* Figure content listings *
>> Begin

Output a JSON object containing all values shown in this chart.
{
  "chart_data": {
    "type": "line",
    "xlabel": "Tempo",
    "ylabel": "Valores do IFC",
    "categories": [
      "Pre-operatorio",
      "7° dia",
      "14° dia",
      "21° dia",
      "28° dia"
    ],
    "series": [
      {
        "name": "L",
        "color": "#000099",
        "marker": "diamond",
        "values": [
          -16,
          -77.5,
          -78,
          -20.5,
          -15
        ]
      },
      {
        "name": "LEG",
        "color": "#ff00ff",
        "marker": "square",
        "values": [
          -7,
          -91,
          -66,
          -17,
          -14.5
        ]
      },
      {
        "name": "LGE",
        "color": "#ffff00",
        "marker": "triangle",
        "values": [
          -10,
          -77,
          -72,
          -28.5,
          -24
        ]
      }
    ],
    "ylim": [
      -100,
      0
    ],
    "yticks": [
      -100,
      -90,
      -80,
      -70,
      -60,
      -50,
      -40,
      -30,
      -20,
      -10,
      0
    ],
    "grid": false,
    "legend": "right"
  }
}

>> End

* Problem details *
Give back the whole listing exactly as it reads.

* Complete answer *
Output a JSON object containing all values shown in this chart.
{
  "chart_data": {
    "type": "line",
    "xlabel": "Tempo",
    "ylabel": "Valores do IFC",
    "categories": [
      "Pre-operatorio",
      "7° dia",
      "14° dia",
      "21° dia",
      "28° dia"
    ],
    "series": [
      {
        "name": "L",
        "color": "#000099",
        "marker": "diamond",
        "values": [
          -16,
          -77.5,
          -78,
          -20.5,
          -15
        ]
      },
      {
        "name": "LEG",
        "color": "#ff00ff",
        "marker": "square",
        "values": [
          -7,
          -91,
          -66,
          -17,
          -14.5
        ]
      },
      {
        "name": "LGE",
        "color": "#ffff00",
        "marker": "triangle",
        "values": [
          -10,
          -77,
          -72,
          -28.5,
          -24
        ]
      }
    ],
    "ylim": [
      -100,
      0
    ],
    "yticks": [
      -100,
      -90,
      -80,
      -70,
      -60,
      -50,
      -40,
      -30,
      -20,
      -10,
      0
    ],
    "grid": false,
    "legend": "right"
  }
}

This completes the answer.